Copy out lines with the word "error" from the material that follows.

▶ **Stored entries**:
::::::::::
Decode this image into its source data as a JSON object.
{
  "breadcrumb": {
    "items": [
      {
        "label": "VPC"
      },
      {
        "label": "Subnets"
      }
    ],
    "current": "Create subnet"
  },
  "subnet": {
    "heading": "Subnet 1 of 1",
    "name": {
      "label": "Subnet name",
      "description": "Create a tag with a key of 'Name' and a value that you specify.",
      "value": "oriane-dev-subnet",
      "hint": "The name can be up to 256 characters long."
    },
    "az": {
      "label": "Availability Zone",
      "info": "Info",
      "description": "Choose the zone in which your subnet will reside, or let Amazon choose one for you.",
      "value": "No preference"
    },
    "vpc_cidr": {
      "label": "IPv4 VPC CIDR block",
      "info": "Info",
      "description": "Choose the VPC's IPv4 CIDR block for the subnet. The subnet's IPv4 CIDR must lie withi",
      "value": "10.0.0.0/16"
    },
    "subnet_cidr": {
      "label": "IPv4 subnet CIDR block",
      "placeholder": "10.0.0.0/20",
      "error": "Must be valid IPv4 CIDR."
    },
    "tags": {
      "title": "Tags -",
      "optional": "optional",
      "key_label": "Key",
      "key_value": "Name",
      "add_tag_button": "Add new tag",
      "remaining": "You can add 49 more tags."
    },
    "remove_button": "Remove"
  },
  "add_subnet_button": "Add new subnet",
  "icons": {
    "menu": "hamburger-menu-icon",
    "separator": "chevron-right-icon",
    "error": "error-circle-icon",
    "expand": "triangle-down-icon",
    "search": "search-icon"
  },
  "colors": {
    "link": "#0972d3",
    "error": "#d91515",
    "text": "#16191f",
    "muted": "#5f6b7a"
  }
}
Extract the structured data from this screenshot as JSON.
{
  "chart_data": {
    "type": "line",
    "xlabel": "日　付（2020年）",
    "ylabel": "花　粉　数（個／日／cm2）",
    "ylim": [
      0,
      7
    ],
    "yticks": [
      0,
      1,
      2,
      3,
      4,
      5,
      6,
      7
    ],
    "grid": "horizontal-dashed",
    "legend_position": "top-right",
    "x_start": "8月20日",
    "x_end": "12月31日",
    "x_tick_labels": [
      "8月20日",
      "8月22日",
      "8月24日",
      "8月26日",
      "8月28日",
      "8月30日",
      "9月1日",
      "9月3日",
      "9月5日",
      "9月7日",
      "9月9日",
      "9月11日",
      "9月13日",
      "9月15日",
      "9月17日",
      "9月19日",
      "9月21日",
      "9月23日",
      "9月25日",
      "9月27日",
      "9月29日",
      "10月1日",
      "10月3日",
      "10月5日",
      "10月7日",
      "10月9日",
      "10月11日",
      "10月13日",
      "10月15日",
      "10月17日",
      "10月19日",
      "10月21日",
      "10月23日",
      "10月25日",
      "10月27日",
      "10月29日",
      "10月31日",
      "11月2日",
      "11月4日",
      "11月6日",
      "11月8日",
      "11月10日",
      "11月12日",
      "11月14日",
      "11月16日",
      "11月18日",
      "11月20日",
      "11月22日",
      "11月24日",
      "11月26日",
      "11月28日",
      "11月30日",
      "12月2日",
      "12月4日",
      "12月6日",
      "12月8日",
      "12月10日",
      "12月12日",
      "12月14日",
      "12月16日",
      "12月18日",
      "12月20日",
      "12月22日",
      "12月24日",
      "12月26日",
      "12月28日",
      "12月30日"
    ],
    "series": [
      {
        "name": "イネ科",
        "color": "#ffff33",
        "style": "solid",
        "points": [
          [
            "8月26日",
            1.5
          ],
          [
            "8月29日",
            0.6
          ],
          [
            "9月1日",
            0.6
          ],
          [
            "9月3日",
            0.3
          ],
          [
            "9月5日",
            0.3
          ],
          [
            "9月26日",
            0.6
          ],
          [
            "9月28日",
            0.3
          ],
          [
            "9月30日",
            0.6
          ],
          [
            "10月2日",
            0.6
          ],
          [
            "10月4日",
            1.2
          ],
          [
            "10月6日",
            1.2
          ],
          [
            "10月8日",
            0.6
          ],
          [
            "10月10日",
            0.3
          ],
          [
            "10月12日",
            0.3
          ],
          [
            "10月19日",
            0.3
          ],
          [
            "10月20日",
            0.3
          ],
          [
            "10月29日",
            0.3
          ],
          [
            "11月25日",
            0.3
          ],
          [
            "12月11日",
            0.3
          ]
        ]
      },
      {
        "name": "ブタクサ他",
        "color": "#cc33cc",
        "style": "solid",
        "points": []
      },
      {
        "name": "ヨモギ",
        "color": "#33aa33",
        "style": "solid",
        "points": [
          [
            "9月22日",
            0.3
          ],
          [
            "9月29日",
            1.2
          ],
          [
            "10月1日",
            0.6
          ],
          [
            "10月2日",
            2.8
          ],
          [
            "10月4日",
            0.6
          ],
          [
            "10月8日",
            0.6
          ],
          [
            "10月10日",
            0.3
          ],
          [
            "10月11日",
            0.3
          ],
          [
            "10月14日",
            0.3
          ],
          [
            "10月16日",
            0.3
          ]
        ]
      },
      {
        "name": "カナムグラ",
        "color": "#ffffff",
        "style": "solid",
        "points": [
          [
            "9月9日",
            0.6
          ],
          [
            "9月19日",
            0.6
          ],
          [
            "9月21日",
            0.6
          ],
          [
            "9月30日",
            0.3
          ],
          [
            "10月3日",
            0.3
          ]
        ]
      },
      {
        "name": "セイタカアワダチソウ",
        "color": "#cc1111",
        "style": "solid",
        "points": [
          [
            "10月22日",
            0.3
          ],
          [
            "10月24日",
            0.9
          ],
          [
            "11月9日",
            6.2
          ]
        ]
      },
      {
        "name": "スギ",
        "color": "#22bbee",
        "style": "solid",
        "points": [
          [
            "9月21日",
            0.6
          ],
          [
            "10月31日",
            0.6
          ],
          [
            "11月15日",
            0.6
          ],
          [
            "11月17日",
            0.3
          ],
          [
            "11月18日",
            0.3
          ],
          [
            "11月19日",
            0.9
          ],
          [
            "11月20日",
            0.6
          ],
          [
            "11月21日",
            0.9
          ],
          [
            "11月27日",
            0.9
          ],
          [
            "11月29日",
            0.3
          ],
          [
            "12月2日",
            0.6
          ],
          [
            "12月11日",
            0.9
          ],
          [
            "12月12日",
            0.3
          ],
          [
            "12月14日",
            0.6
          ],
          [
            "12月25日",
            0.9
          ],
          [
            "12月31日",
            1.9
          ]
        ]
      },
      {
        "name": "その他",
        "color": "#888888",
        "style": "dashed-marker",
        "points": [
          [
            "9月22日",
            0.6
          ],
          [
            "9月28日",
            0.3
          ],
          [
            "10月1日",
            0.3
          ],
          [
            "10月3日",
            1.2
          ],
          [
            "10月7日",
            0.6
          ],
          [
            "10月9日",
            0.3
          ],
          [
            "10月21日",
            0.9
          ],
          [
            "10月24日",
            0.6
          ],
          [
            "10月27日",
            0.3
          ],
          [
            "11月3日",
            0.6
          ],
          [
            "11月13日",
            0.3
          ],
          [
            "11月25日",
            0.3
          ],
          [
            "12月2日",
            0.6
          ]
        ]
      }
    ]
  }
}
::::::::::
▶ **Solution to this problem**:
      "error": "Must be valid IPv4 CIDR."
    "error": "error-circle-icon",
    "error": "#d91515",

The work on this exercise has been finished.